TASK TO COMPLETE:
Gather up all lines that carry the word "округу".
--- DATA EXCERPTS ---
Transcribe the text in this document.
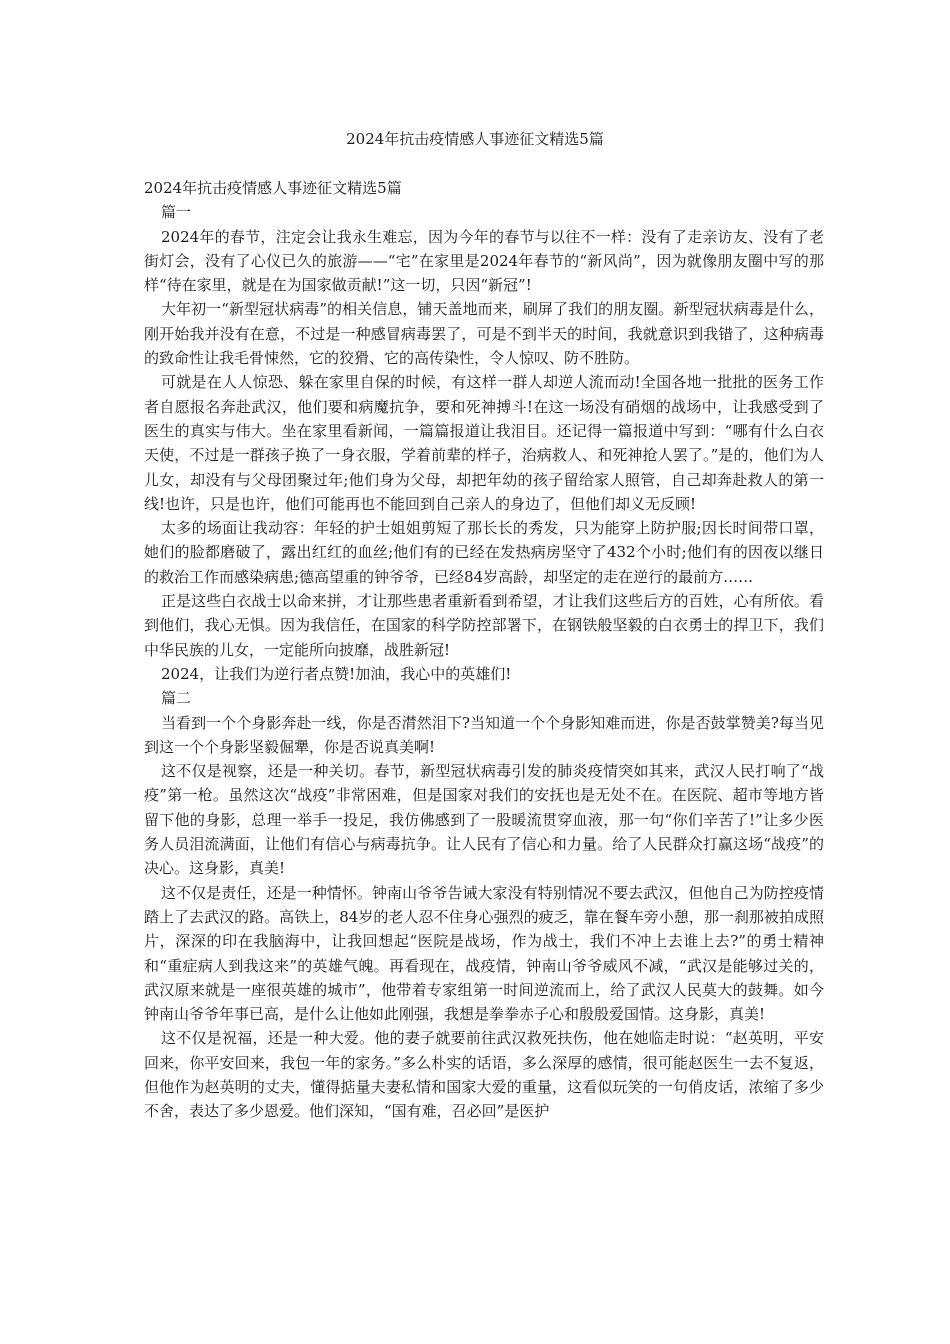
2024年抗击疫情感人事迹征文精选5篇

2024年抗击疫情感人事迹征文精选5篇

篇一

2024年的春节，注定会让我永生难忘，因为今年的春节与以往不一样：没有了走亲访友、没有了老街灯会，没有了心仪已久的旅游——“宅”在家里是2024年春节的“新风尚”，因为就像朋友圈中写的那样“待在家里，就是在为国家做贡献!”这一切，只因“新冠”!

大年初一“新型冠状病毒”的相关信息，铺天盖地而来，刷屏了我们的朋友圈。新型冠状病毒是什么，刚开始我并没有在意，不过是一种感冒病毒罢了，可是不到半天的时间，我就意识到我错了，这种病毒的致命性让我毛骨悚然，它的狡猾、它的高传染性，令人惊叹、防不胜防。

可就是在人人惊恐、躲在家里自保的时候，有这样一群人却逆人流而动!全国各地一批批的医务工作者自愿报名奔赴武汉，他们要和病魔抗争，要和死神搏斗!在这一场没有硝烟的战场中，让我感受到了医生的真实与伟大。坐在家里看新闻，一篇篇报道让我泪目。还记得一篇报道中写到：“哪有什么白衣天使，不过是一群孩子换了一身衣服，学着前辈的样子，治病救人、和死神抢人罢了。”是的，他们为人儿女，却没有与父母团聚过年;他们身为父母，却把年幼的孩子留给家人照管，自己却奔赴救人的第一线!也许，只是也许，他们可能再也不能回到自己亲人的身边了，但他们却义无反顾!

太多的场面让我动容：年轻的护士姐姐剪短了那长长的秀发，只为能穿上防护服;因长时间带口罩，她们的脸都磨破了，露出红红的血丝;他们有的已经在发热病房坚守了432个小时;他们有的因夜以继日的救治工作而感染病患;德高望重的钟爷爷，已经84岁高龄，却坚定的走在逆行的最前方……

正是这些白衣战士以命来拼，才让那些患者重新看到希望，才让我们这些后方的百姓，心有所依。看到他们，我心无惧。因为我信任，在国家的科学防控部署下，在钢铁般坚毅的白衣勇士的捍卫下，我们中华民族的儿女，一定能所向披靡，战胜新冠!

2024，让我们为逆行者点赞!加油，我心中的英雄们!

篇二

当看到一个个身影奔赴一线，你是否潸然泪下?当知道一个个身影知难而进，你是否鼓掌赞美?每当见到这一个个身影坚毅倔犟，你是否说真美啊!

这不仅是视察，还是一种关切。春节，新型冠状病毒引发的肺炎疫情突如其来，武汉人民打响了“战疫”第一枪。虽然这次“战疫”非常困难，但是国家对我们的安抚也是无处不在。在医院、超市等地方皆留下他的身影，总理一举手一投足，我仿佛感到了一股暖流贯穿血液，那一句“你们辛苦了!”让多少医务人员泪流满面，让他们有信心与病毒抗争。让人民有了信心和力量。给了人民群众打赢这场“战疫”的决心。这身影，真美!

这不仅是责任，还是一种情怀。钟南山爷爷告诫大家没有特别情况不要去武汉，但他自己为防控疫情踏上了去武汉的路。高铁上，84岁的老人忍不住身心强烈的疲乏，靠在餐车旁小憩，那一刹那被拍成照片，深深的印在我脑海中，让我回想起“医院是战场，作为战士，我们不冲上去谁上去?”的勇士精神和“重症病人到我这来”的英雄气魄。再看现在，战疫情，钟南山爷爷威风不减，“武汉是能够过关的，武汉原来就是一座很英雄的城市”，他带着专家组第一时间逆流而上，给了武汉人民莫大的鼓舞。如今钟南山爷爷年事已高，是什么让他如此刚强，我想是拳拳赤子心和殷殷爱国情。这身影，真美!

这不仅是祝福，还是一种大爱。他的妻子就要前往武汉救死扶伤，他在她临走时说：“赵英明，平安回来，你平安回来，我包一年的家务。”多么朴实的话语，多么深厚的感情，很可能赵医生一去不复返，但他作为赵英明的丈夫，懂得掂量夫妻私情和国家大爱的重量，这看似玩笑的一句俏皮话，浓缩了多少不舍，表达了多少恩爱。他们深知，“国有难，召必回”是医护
---
--- DATA EXCERPTS ---
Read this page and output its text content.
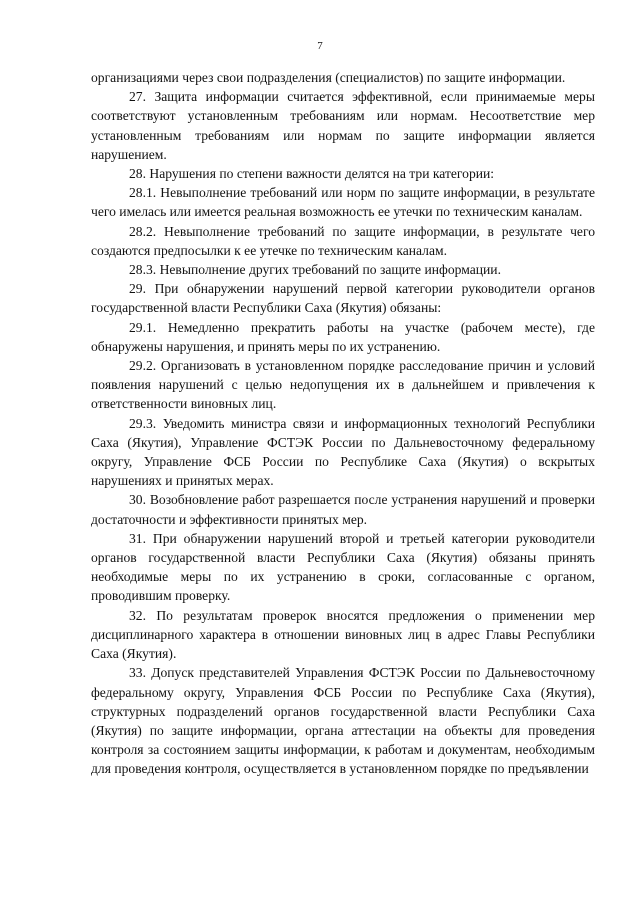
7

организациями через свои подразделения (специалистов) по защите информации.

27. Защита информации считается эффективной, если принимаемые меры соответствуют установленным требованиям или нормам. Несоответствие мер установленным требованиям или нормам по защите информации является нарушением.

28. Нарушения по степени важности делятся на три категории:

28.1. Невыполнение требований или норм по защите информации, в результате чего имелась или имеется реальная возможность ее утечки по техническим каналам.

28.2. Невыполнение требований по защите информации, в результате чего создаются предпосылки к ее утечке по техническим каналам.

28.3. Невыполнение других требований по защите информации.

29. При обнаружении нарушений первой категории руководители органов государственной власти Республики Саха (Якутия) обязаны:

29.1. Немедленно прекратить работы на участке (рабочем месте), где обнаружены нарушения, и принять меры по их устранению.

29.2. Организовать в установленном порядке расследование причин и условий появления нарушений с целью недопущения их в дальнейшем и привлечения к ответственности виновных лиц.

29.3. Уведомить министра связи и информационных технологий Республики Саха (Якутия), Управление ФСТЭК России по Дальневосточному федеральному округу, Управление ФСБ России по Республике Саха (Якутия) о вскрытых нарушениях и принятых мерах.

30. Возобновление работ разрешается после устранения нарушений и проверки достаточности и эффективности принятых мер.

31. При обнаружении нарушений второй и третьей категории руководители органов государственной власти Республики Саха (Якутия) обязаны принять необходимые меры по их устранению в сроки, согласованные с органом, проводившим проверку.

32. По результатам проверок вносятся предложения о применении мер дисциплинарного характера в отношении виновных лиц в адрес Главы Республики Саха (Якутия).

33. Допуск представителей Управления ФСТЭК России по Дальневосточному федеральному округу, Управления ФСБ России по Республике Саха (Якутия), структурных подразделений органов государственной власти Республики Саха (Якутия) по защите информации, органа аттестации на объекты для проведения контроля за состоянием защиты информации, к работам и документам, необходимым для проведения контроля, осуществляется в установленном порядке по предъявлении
---
OUTPUT FOR THIS EXERCISE:
29.3. Уведомить министра связи и информационных технологий Республики Саха (Якутия), Управление ФСТЭК России по Дальневосточному федеральному округу, Управление ФСБ России по Республике Саха (Якутия) о вскрытых нарушениях и принятых мерах.
33. Допуск представителей Управления ФСТЭК России по Дальневосточному федеральному округу, Управления ФСБ России по Республике Саха (Якутия), структурных подразделений органов государственной власти Республики Саха (Якутия) по защите информации, органа аттестации на объекты для проведения контроля за состоянием защиты информации, к работам и документам, необходимым для проведения контроля, осуществляется в установленном порядке по предъявлении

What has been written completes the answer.